Data extract:

○ ○ ○ ○ ○ ○ ○

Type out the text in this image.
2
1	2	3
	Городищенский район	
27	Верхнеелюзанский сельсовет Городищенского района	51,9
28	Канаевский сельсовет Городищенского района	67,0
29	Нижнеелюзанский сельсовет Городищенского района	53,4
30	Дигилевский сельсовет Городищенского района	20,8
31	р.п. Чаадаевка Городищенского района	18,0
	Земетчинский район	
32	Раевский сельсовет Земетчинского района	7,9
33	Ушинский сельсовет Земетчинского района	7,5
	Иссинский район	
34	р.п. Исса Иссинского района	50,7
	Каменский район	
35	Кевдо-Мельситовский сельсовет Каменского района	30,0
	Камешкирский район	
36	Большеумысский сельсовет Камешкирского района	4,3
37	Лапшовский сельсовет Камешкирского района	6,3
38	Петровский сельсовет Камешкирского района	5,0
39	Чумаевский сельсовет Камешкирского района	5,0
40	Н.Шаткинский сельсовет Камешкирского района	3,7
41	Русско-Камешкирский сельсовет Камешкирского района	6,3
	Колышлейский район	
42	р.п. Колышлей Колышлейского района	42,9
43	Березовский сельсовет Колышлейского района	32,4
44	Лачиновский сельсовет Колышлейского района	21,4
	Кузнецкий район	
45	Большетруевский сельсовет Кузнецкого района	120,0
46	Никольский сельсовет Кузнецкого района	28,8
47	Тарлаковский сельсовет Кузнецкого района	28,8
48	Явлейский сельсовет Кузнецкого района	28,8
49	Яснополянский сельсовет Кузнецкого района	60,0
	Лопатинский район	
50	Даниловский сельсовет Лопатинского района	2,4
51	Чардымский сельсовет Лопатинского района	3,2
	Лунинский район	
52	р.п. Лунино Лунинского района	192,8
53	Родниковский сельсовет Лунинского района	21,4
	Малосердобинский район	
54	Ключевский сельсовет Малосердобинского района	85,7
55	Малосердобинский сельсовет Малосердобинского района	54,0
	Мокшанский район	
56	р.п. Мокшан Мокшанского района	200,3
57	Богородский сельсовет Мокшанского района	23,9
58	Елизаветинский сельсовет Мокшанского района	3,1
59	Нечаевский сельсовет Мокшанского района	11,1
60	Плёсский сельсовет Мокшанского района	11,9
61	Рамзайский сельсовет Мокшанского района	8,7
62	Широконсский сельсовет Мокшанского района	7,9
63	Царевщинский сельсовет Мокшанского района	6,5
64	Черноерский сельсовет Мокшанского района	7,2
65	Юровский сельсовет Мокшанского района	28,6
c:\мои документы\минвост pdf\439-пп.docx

○ ○ ○ ○ ○ ○ ○

Isolate the lines that hold the word "Лунинского" and copy all of them.

Response:
52	р.п. Лунино Лунинского района	192,8
53	Родниковский сельсовет Лунинского района	21,4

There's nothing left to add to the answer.